# WHAT YOU ARE ASKED TO DO
Can all of these lines be returned exactly?

════

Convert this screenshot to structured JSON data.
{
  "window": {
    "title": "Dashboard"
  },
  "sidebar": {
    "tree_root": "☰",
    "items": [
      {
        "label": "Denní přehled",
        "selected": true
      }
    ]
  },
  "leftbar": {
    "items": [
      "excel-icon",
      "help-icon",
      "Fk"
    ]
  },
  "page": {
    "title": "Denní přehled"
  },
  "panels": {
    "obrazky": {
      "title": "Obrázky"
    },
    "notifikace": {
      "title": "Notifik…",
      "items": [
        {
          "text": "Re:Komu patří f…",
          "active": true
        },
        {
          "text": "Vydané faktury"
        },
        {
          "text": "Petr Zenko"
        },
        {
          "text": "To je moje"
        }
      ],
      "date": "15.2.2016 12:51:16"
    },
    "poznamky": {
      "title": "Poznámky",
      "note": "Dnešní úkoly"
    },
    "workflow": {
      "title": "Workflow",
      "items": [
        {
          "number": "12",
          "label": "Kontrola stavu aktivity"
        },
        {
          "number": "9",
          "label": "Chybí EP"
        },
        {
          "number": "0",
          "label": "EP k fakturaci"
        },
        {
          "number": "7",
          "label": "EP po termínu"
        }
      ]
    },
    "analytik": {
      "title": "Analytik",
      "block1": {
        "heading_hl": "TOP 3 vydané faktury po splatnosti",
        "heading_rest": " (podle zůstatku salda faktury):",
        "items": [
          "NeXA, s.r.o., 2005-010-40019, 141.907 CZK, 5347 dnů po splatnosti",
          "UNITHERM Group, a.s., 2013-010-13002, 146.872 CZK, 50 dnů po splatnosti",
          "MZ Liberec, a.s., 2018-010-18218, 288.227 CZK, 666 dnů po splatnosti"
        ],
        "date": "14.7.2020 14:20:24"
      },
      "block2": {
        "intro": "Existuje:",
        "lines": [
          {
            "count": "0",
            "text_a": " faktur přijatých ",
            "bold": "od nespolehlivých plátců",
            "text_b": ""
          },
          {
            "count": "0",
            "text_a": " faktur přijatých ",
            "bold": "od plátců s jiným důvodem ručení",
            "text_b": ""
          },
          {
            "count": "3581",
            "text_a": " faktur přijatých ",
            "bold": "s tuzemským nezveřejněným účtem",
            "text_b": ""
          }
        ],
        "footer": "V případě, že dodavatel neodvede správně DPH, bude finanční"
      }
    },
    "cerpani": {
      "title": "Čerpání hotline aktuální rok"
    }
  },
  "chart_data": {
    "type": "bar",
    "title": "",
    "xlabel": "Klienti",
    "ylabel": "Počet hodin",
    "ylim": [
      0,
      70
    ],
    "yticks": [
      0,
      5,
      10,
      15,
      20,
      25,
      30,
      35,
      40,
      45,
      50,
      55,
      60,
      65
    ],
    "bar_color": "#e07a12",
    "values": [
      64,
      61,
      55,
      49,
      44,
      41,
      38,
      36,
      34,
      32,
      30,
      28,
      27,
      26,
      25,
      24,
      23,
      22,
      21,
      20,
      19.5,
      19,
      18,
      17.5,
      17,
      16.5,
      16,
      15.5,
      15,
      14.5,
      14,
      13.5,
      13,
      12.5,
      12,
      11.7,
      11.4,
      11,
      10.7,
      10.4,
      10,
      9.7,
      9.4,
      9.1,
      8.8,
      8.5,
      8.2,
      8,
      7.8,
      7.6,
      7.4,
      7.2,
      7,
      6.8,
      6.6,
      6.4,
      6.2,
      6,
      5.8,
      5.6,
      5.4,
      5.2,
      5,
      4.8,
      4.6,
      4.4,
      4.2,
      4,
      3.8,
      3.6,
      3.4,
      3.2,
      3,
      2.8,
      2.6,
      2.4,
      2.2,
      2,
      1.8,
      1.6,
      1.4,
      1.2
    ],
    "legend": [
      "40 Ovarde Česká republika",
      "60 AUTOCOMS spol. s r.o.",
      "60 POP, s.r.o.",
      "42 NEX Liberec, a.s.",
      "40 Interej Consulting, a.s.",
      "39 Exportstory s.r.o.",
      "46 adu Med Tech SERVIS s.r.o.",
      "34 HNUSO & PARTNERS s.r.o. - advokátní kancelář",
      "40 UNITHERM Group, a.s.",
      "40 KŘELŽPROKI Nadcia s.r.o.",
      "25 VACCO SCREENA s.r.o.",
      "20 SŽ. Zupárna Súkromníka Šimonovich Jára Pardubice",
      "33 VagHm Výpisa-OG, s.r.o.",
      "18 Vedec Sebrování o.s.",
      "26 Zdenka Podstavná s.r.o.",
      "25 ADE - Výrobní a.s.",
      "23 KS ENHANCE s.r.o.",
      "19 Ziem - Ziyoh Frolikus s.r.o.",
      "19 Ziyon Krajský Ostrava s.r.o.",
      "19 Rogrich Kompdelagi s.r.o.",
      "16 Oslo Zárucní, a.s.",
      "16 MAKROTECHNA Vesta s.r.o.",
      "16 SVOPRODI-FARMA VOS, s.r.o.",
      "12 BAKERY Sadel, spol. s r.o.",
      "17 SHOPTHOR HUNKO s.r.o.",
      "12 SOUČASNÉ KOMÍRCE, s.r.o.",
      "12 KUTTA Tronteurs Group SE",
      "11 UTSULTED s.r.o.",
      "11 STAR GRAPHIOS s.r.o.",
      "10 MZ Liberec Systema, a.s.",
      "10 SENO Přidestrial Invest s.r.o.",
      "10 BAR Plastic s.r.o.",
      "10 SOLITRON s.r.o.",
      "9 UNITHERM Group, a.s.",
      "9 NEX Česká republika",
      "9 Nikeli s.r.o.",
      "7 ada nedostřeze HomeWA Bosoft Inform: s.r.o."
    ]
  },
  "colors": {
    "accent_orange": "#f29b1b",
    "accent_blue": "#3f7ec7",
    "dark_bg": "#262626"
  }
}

════

# WRITTEN SOLUTION
Convert this screenshot to structured JSON data.
{
  "window": {
    "title": "Dashboard"
  },
  "sidebar": {
    "tree_root": "☰",
    "items": [
      {
        "label": "Denní přehled",
        "selected": true
      }
    ]
  },
  "leftbar": {
    "items": [
      "excel-icon",
      "help-icon",
      "Fk"
    ]
  },
  "page": {
    "title": "Denní přehled"
  },
  "panels": {
    "obrazky": {
      "title": "Obrázky"
    },
    "notifikace": {
      "title": "Notifik…",
      "items": [
        {
          "text": "Re:Komu patří f…",
          "active": true
        },
        {
          "text": "Vydané faktury"
        },
        {
          "text": "Petr Zenko"
        },
        {
          "text": "To je moje"
        }
      ],
      "date": "15.2.2016 12:51:16"
    },
    "poznamky": {
      "title": "Poznámky",
      "note": "Dnešní úkoly"
    },
    "workflow": {
      "title": "Workflow",
      "items": [
        {
          "number": "12",
          "label": "Kontrola stavu aktivity"
        },
        {
          "number": "9",
          "label": "Chybí EP"
        },
        {
          "number": "0",
          "label": "EP k fakturaci"
        },
        {
          "number": "7",
          "label": "EP po termínu"
        }
      ]
    },
    "analytik": {
      "title": "Analytik",
      "block1": {
        "heading_hl": "TOP 3 vydané faktury po splatnosti",
        "heading_rest": " (podle zůstatku salda faktury):",
        "items": [
          "NeXA, s.r.o., 2005-010-40019, 141.907 CZK, 5347 dnů po splatnosti",
          "UNITHERM Group, a.s., 2013-010-13002, 146.872 CZK, 50 dnů po splatnosti",
          "MZ Liberec, a.s., 2018-010-18218, 288.227 CZK, 666 dnů po splatnosti"
        ],
        "date": "14.7.2020 14:20:24"
      },
      "block2": {
        "intro": "Existuje:",
        "lines": [
          {
            "count": "0",
            "text_a": " faktur přijatých ",
            "bold": "od nespolehlivých plátců",
            "text_b": ""
          },
          {
            "count": "0",
            "text_a": " faktur přijatých ",
            "bold": "od plátců s jiným důvodem ručení",
            "text_b": ""
          },
          {
            "count": "3581",
            "text_a": " faktur přijatých ",
            "bold": "s tuzemským nezveřejněným účtem",
            "text_b": ""
          }
        ],
        "footer": "V případě, že dodavatel neodvede správně DPH, bude finanční"
      }
    },
    "cerpani": {
      "title": "Čerpání hotline aktuální rok"
    }
  },
  "chart_data": {
    "type": "bar",
    "title": "",
    "xlabel": "Klienti",
    "ylabel": "Počet hodin",
    "ylim": [
      0,
      70
    ],
    "yticks": [
      0,
      5,
      10,
      15,
      20,
      25,
      30,
      35,
      40,
      45,
      50,
      55,
      60,
      65
    ],
    "bar_color": "#e07a12",
    "values": [
      64,
      61,
      55,
      49,
      44,
      41,
      38,
      36,
      34,
      32,
      30,
      28,
      27,
      26,
      25,
      24,
      23,
      22,
      21,
      20,
      19.5,
      19,
      18,
      17.5,
      17,
      16.5,
      16,
      15.5,
      15,
      14.5,
      14,
      13.5,
      13,
      12.5,
      12,
      11.7,
      11.4,
      11,
      10.7,
      10.4,
      10,
      9.7,
      9.4,
      9.1,
      8.8,
      8.5,
      8.2,
      8,
      7.8,
      7.6,
      7.4,
      7.2,
      7,
      6.8,
      6.6,
      6.4,
      6.2,
      6,
      5.8,
      5.6,
      5.4,
      5.2,
      5,
      4.8,
      4.6,
      4.4,
      4.2,
      4,
      3.8,
      3.6,
      3.4,
      3.2,
      3,
      2.8,
      2.6,
      2.4,
      2.2,
      2,
      1.8,
      1.6,
      1.4,
      1.2
    ],
    "legend": [
      "40 Ovarde Česká republika",
      "60 AUTOCOMS spol. s r.o.",
      "60 POP, s.r.o.",
      "42 NEX Liberec, a.s.",
      "40 Interej Consulting, a.s.",
      "39 Exportstory s.r.o.",
      "46 adu Med Tech SERVIS s.r.o.",
      "34 HNUSO & PARTNERS s.r.o. - advokátní kancelář",
      "40 UNITHERM Group, a.s.",
      "40 KŘELŽPROKI Nadcia s.r.o.",
      "25 VACCO SCREENA s.r.o.",
      "20 SŽ. Zupárna Súkromníka Šimonovich Jára Pardubice",
      "33 VagHm Výpisa-OG, s.r.o.",
      "18 Vedec Sebrování o.s.",
      "26 Zdenka Podstavná s.r.o.",
      "25 ADE - Výrobní a.s.",
      "23 KS ENHANCE s.r.o.",
      "19 Ziem - Ziyoh Frolikus s.r.o.",
      "19 Ziyon Krajský Ostrava s.r.o.",
      "19 Rogrich Kompdelagi s.r.o.",
      "16 Oslo Zárucní, a.s.",
      "16 MAKROTECHNA Vesta s.r.o.",
      "16 SVOPRODI-FARMA VOS, s.r.o.",
      "12 BAKERY Sadel, spol. s r.o.",
      "17 SHOPTHOR HUNKO s.r.o.",
      "12 SOUČASNÉ KOMÍRCE, s.r.o.",
      "12 KUTTA Tronteurs Group SE",
      "11 UTSULTED s.r.o.",
      "11 STAR GRAPHIOS s.r.o.",
      "10 MZ Liberec Systema, a.s.",
      "10 SENO Přidestrial Invest s.r.o.",
      "10 BAR Plastic s.r.o.",
      "10 SOLITRON s.r.o.",
      "9 UNITHERM Group, a.s.",
      "9 NEX Česká republika",
      "9 Nikeli s.r.o.",
      "7 ada nedostřeze HomeWA Bosoft Inform: s.r.o."
    ]
  },
  "colors": {
    "accent_orange": "#f29b1b",
    "accent_blue": "#3f7ec7",
    "dark_bg": "#262626"
  }
}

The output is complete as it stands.